** STATED TASK **
Scan each line of the records for the word "color" and extract the ones that have it.

** EXERCISE INPUT **
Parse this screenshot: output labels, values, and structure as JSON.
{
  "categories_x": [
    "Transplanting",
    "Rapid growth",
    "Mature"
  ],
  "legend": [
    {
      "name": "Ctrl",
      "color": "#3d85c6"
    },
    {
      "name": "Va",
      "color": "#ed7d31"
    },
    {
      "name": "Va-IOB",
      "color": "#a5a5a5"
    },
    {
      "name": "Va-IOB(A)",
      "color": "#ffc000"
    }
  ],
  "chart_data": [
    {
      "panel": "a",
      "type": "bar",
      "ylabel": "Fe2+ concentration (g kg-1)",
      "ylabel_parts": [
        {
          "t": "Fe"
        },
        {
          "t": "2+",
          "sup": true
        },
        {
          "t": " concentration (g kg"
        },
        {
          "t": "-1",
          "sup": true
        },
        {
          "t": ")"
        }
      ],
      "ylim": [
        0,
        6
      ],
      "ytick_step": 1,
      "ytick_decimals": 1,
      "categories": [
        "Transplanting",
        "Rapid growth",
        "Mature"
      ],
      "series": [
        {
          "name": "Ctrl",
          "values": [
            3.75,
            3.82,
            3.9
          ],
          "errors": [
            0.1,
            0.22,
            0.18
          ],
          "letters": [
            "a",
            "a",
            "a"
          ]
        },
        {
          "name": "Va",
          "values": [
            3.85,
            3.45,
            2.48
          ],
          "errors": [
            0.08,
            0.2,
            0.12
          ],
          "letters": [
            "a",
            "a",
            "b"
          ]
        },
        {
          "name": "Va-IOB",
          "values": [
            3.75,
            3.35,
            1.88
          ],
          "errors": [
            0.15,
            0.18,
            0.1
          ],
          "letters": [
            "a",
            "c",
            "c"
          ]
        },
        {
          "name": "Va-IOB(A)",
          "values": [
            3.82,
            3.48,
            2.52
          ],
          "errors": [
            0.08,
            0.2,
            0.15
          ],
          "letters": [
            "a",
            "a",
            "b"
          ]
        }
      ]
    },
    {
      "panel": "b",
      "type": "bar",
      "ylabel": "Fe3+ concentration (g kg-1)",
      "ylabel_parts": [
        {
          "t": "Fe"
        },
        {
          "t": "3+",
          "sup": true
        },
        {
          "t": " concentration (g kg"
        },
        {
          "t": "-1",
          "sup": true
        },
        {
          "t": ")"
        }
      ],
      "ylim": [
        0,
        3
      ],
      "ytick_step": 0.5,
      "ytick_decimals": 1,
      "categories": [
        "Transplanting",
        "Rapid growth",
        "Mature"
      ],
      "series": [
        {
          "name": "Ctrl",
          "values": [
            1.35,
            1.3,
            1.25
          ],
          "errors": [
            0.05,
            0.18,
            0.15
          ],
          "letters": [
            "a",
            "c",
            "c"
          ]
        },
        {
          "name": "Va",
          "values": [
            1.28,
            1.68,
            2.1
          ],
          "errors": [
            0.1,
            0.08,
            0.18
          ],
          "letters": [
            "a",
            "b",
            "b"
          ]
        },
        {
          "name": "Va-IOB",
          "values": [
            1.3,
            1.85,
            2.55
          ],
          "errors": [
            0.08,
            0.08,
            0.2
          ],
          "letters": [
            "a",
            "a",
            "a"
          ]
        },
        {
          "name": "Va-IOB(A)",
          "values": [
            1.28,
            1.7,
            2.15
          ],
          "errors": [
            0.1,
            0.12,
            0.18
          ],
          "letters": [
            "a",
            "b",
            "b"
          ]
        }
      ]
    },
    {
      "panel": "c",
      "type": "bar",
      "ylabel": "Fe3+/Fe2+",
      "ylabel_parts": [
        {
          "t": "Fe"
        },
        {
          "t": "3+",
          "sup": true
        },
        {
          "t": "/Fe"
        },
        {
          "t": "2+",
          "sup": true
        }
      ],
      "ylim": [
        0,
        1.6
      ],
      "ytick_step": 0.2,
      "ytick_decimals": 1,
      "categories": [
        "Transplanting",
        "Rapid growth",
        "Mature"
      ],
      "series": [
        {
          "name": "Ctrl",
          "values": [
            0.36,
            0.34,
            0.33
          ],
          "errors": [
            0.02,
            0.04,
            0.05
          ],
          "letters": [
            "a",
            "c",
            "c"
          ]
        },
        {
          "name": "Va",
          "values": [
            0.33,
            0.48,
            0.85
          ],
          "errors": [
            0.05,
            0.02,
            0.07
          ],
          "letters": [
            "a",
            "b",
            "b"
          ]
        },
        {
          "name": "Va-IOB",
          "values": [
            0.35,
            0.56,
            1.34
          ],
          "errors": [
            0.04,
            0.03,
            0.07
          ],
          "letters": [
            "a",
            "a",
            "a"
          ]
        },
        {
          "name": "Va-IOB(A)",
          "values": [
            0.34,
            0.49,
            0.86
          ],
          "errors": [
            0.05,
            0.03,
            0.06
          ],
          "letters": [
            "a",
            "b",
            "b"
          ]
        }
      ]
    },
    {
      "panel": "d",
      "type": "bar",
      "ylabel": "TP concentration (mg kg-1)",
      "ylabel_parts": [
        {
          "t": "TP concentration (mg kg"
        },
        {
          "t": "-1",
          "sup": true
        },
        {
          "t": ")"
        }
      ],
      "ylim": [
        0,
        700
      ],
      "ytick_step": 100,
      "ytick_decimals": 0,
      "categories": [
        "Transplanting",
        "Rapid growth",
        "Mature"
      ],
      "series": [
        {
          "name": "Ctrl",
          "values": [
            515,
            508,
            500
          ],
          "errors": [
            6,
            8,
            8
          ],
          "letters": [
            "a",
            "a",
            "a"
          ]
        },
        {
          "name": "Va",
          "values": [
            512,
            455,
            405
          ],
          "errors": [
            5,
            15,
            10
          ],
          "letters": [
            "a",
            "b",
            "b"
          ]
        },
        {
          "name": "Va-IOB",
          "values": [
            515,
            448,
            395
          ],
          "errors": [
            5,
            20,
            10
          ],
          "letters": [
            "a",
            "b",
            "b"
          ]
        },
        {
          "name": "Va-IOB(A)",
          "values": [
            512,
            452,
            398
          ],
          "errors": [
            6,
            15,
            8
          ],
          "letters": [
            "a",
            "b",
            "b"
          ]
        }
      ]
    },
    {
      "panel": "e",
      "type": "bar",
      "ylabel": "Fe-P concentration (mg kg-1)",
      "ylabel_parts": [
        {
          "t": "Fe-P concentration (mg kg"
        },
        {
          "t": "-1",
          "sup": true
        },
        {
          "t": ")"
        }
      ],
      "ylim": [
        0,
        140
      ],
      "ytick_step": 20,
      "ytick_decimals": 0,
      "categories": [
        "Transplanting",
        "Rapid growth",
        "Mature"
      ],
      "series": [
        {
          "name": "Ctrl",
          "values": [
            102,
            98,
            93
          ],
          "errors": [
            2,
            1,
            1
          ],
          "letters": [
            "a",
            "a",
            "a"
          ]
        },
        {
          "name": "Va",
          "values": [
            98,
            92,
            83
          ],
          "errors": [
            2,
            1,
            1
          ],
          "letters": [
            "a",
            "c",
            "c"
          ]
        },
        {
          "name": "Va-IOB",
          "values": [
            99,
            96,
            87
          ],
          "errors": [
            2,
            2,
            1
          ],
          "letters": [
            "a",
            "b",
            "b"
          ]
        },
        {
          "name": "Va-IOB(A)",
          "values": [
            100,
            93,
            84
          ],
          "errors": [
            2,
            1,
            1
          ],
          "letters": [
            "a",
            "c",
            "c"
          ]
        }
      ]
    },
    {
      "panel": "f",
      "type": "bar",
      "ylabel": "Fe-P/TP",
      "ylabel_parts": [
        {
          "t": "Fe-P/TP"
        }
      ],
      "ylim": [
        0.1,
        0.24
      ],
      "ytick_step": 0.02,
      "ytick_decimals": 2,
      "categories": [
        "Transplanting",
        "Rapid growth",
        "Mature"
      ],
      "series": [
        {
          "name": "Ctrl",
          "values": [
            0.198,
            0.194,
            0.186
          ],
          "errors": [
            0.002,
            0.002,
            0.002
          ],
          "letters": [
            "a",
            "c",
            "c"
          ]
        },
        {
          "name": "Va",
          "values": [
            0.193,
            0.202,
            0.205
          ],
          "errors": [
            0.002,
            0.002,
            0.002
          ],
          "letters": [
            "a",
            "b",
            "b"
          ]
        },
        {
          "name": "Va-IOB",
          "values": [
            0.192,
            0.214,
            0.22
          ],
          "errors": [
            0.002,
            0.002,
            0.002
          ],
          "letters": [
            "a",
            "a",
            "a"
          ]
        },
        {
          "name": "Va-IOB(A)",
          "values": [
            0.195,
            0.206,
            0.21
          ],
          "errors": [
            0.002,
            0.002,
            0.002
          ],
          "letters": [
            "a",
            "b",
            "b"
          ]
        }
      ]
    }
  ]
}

** RESPONSE **
      "color": "#3d85c6"
      "color": "#ed7d31"
      "color": "#a5a5a5"
      "color": "#ffc000"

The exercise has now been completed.